YOUR GOAL :: Exclude the pictures and return every line exactly as written.

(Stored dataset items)

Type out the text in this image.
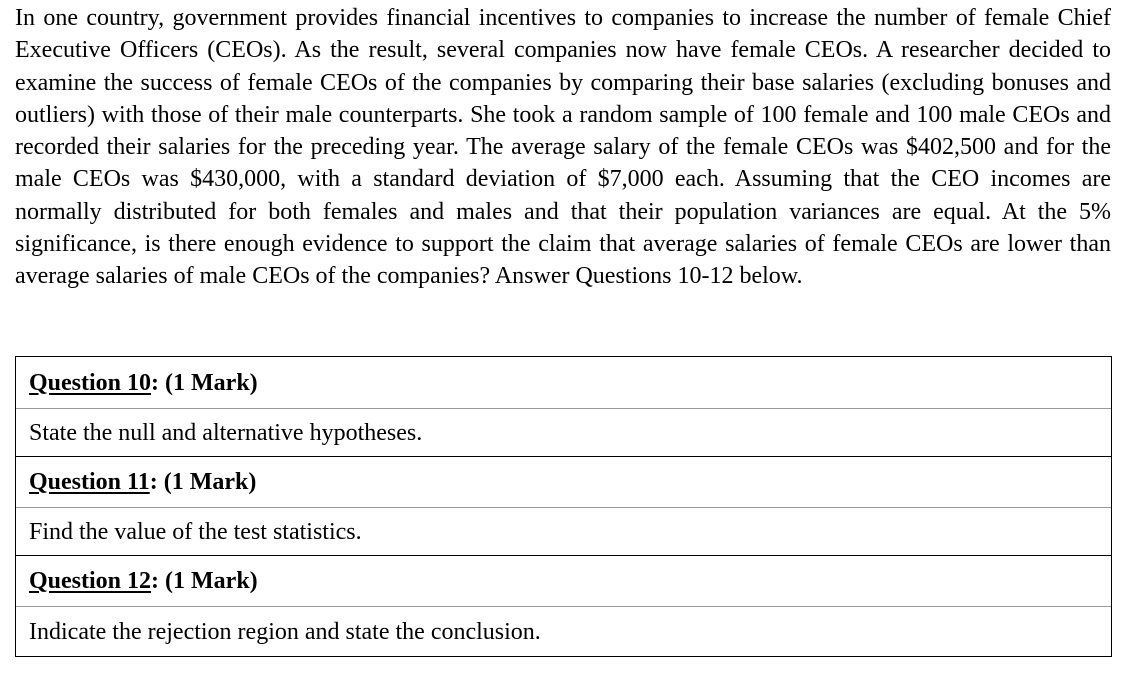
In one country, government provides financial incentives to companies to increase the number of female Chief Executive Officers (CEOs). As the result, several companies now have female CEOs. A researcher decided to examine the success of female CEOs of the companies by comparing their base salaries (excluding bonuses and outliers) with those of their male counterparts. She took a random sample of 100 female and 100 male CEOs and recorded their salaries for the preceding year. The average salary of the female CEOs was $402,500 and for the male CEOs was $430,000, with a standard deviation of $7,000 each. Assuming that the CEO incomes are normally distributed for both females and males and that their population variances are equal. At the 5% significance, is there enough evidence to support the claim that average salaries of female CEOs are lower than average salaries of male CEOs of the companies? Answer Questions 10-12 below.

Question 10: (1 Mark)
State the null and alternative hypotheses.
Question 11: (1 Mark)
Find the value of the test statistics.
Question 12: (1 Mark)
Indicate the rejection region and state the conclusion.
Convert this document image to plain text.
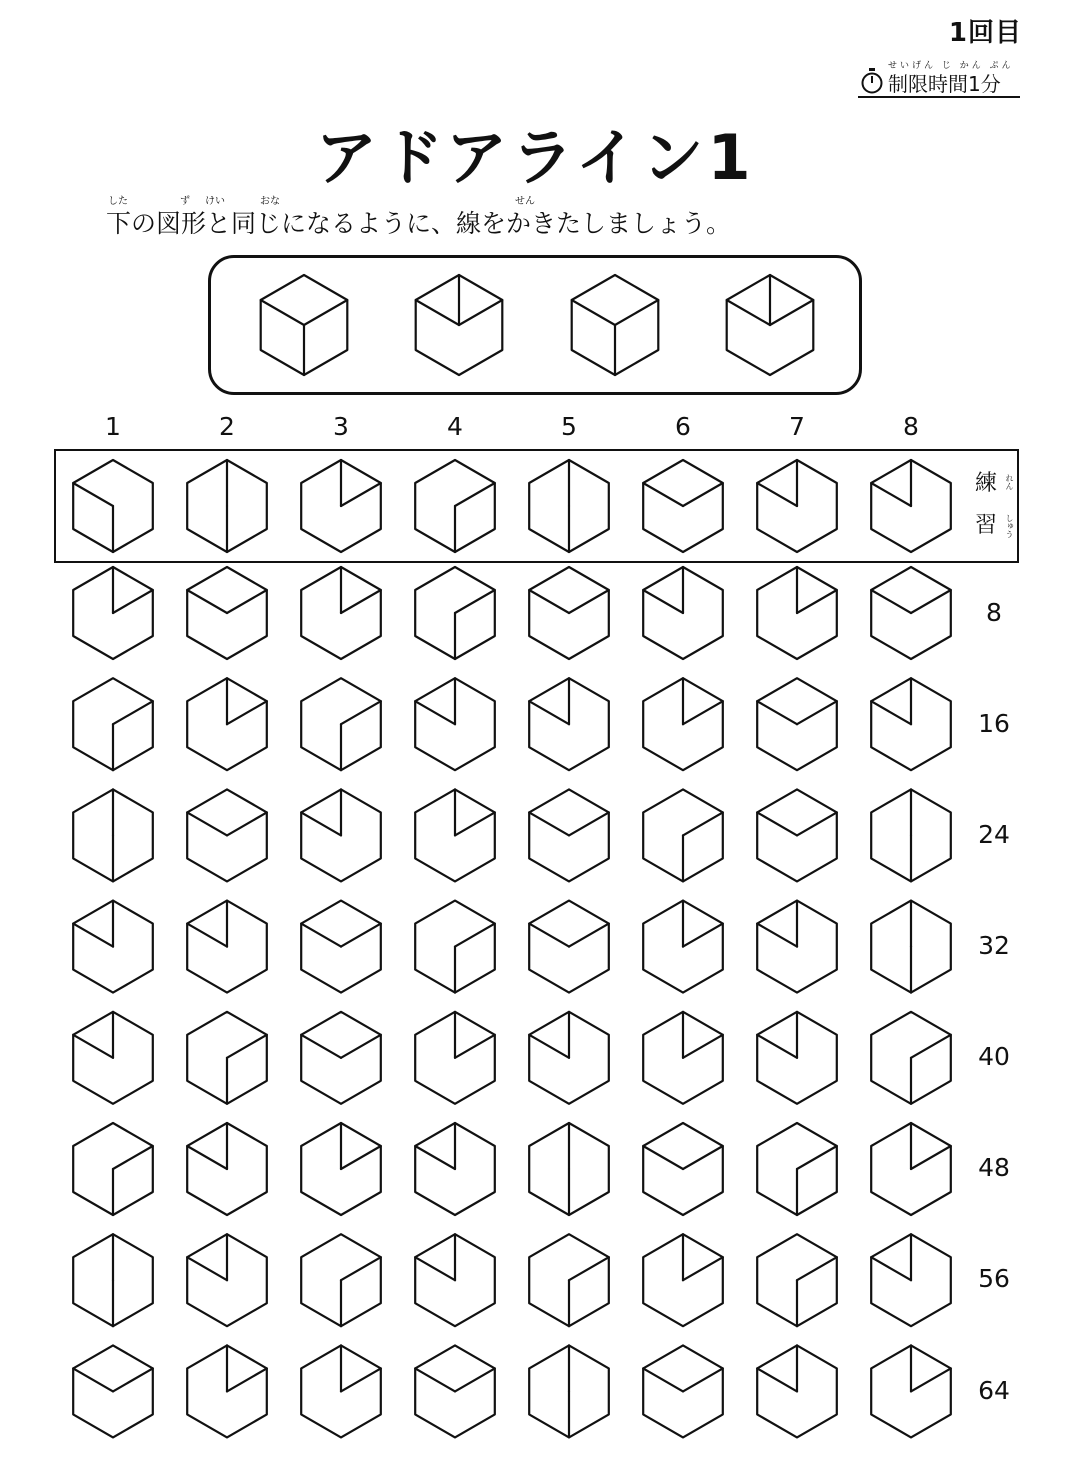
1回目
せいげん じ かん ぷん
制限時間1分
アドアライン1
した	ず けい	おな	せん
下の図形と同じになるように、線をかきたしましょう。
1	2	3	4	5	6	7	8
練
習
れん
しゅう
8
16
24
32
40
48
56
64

FULL ANSWER ::
Type out the text in this image.
In one country, government provides financial incentives to companies to increase the number of female Chief Executive Officers (CEOs). As the result, several companies now have female CEOs. A researcher decided to examine the success of female CEOs of the companies by comparing their base salaries (excluding bonuses and outliers) with those of their male counterparts. She took a random sample of 100 female and 100 male CEOs and recorded their salaries for the preceding year. The average salary of the female CEOs was $402,500 and for the male CEOs was $430,000, with a standard deviation of $7,000 each. Assuming that the CEO incomes are normally distributed for both females and males and that their population variances are equal. At the 5% significance, is there enough evidence to support the claim that average salaries of female CEOs are lower than average salaries of male CEOs of the companies? Answer Questions 10-12 below.

Question 10: (1 Mark)
State the null and alternative hypotheses.
Question 11: (1 Mark)
Find the value of the test statistics.
Question 12: (1 Mark)
Indicate the rejection region and state the conclusion.
Convert this document image to plain text.
1回目
せいげん じ かん ぷん
制限時間1分
アドアライン1
した	ず けい	おな	せん
下の図形と同じになるように、線をかきたしましょう。
1	2	3	4	5	6	7	8
練
習
れん
しゅう
8
16
24
32
40
48
56
64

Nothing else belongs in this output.